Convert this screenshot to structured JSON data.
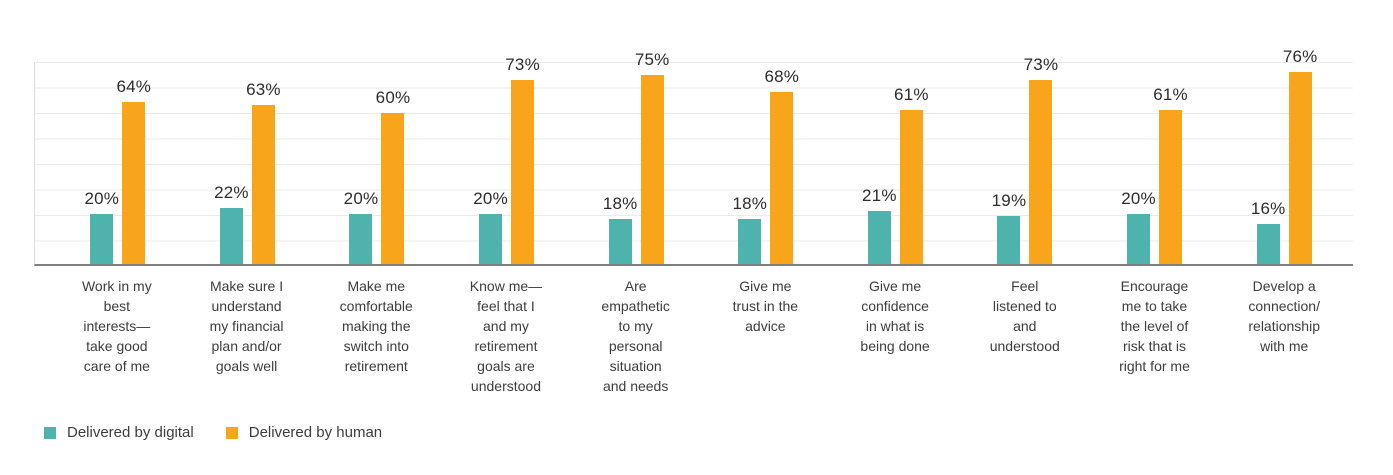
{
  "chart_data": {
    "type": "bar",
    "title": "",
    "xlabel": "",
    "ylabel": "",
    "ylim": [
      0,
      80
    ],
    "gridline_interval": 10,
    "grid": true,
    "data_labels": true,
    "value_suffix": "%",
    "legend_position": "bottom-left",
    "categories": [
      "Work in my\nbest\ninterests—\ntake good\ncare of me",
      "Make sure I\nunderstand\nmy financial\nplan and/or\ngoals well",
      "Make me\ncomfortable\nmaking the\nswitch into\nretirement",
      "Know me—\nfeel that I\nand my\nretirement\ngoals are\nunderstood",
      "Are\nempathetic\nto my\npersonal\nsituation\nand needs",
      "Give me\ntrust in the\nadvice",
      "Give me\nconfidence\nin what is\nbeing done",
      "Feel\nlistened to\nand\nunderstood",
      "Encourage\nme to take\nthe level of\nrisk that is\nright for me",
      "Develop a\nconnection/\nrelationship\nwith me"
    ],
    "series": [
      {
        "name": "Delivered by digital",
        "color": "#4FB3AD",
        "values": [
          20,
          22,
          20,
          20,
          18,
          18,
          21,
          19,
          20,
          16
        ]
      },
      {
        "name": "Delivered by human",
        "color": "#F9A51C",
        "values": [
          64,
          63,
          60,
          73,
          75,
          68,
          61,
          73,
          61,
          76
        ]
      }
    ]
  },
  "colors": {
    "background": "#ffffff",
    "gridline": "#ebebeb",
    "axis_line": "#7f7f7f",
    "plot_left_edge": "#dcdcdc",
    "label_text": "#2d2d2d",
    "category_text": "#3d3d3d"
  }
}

## WORK TO COMPLETE:
Every line that holds the string "Delivered" should be returned.

## CORRECT RESULT:
        "name": "Delivered by digital",
        "name": "Delivered by human",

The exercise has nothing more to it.